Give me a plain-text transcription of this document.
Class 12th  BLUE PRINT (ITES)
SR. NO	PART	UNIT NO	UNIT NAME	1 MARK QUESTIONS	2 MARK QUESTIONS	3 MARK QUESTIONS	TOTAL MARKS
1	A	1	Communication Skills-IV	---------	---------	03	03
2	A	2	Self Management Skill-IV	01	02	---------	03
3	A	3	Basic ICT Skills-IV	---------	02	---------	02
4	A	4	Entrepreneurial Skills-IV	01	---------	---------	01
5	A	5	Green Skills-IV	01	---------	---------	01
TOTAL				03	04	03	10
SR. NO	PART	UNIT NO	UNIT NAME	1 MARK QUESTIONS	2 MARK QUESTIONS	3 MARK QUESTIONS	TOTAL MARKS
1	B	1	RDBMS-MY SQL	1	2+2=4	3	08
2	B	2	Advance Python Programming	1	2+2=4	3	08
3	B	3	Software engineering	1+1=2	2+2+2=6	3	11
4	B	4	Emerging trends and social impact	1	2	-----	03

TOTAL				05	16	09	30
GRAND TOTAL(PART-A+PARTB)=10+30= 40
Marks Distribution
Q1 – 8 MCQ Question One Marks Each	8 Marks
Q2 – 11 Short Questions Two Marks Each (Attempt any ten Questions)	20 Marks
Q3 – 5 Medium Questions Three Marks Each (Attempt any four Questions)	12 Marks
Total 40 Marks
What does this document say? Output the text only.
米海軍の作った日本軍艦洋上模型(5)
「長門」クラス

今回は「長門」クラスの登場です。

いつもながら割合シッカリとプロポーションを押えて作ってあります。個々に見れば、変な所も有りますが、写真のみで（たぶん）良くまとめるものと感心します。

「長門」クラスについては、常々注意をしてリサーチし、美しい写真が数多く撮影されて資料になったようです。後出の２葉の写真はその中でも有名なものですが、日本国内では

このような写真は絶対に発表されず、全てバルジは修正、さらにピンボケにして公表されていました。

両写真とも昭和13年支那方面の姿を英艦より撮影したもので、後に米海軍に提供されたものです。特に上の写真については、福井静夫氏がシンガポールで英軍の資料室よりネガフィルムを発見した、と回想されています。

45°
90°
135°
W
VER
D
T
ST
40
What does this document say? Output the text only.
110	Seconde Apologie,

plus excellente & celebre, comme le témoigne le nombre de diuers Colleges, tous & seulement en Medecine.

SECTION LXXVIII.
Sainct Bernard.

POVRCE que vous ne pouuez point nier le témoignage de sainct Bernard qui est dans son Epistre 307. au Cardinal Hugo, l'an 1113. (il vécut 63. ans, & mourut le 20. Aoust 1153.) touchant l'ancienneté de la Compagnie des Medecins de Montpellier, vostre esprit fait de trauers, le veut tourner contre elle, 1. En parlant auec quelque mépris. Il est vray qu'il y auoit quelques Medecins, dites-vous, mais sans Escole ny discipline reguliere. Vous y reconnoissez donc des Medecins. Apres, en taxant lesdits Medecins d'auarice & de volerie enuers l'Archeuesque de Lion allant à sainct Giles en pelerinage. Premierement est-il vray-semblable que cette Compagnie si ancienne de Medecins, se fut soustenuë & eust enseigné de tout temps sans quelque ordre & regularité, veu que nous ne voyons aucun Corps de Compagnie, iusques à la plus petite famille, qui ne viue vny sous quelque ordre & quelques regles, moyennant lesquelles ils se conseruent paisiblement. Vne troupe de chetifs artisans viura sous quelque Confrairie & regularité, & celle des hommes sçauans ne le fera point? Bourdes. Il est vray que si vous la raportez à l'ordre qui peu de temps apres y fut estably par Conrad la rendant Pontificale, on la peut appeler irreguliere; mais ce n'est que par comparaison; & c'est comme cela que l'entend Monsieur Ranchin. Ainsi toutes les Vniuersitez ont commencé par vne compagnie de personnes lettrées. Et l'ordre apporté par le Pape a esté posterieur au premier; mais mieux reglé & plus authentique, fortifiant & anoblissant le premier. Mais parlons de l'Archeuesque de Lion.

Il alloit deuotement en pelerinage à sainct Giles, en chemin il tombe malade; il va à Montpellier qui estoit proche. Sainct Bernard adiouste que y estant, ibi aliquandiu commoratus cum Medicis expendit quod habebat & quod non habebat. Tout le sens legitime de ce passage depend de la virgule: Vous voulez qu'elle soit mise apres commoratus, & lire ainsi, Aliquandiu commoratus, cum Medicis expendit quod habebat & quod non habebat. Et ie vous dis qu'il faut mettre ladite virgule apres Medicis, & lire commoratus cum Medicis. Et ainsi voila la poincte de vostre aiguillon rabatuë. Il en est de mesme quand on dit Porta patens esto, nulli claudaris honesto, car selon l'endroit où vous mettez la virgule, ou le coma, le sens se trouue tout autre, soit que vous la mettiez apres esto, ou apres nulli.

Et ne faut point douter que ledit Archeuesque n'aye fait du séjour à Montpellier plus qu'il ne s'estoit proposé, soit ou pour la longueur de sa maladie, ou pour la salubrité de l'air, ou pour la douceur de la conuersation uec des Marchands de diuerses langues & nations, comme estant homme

# # # #

Nothing may be left out: return each entry exactly as it reads.

Give me a plain-text transcription of this document.
Class 12th  BLUE PRINT (ITES)
SR. NO	PART	UNIT NO	UNIT NAME	1 MARK QUESTIONS	2 MARK QUESTIONS	3 MARK QUESTIONS	TOTAL MARKS
1	A	1	Communication Skills-IV	---------	---------	03	03
2	A	2	Self Management Skill-IV	01	02	---------	03
3	A	3	Basic ICT Skills-IV	---------	02	---------	02
4	A	4	Entrepreneurial Skills-IV	01	---------	---------	01
5	A	5	Green Skills-IV	01	---------	---------	01
TOTAL				03	04	03	10
SR. NO	PART	UNIT NO	UNIT NAME	1 MARK QUESTIONS	2 MARK QUESTIONS	3 MARK QUESTIONS	TOTAL MARKS
1	B	1	RDBMS-MY SQL	1	2+2=4	3	08
2	B	2	Advance Python Programming	1	2+2=4	3	08
3	B	3	Software engineering	1+1=2	2+2+2=6	3	11
4	B	4	Emerging trends and social impact	1	2	-----	03

TOTAL				05	16	09	30
GRAND TOTAL(PART-A+PARTB)=10+30= 40
Marks Distribution
Q1 – 8 MCQ Question One Marks Each	8 Marks
Q2 – 11 Short Questions Two Marks Each (Attempt any ten Questions)	20 Marks
Q3 – 5 Medium Questions Three Marks Each (Attempt any four Questions)	12 Marks
Total 40 Marks
What does this document say? Output the text only.
米海軍の作った日本軍艦洋上模型(5)
「長門」クラス

今回は「長門」クラスの登場です。

いつもながら割合シッカリとプロポーションを押えて作ってあります。個々に見れば、変な所も有りますが、写真のみで（たぶん）良くまとめるものと感心します。

「長門」クラスについては、常々注意をしてリサーチし、美しい写真が数多く撮影されて資料になったようです。後出の２葉の写真はその中でも有名なものですが、日本国内では

このような写真は絶対に発表されず、全てバルジは修正、さらにピンボケにして公表されていました。

両写真とも昭和13年支那方面の姿を英艦より撮影したもので、後に米海軍に提供されたものです。特に上の写真については、福井静夫氏がシンガポールで英軍の資料室よりネガフィルムを発見した、と回想されています。

45°
90°
135°
W
VER
D
T
ST
40
What does this document say? Output the text only.
110	Seconde Apologie,

plus excellente & celebre, comme le témoigne le nombre de diuers Colleges, tous & seulement en Medecine.

SECTION LXXVIII.
Sainct Bernard.

POVRCE que vous ne pouuez point nier le témoignage de sainct Bernard qui est dans son Epistre 307. au Cardinal Hugo, l'an 1113. (il vécut 63. ans, & mourut le 20. Aoust 1153.) touchant l'ancienneté de la Compagnie des Medecins de Montpellier, vostre esprit fait de trauers, le veut tourner contre elle, 1. En parlant auec quelque mépris. Il est vray qu'il y auoit quelques Medecins, dites-vous, mais sans Escole ny discipline reguliere. Vous y reconnoissez donc des Medecins. Apres, en taxant lesdits Medecins d'auarice & de volerie enuers l'Archeuesque de Lion allant à sainct Giles en pelerinage. Premierement est-il vray-semblable que cette Compagnie si ancienne de Medecins, se fut soustenuë & eust enseigné de tout temps sans quelque ordre & regularité, veu que nous ne voyons aucun Corps de Compagnie, iusques à la plus petite famille, qui ne viue vny sous quelque ordre & quelques regles, moyennant lesquelles ils se conseruent paisiblement. Vne troupe de chetifs artisans viura sous quelque Confrairie & regularité, & celle des hommes sçauans ne le fera point? Bourdes. Il est vray que si vous la raportez à l'ordre qui peu de temps apres y fut estably par Conrad la rendant Pontificale, on la peut appeler irreguliere; mais ce n'est que par comparaison; & c'est comme cela que l'entend Monsieur Ranchin. Ainsi toutes les Vniuersitez ont commencé par vne compagnie de personnes lettrées. Et l'ordre apporté par le Pape a esté posterieur au premier; mais mieux reglé & plus authentique, fortifiant & anoblissant le premier. Mais parlons de l'Archeuesque de Lion.

Il alloit deuotement en pelerinage à sainct Giles, en chemin il tombe malade; il va à Montpellier qui estoit proche. Sainct Bernard adiouste que y estant, ibi aliquandiu commoratus cum Medicis expendit quod habebat & quod non habebat. Tout le sens legitime de ce passage depend de la virgule: Vous voulez qu'elle soit mise apres commoratus, & lire ainsi, Aliquandiu commoratus, cum Medicis expendit quod habebat & quod non habebat. Et ie vous dis qu'il faut mettre ladite virgule apres Medicis, & lire commoratus cum Medicis. Et ainsi voila la poincte de vostre aiguillon rabatuë. Il en est de mesme quand on dit Porta patens esto, nulli claudaris honesto, car selon l'endroit où vous mettez la virgule, ou le coma, le sens se trouue tout autre, soit que vous la mettiez apres esto, ou apres nulli.

Et ne faut point douter que ledit Archeuesque n'aye fait du séjour à Montpellier plus qu'il ne s'estoit proposé, soit ou pour la longueur de sa maladie, ou pour la salubrité de l'air, ou pour la douceur de la conuersation uec des Marchands de diuerses langues & nations, comme estant homme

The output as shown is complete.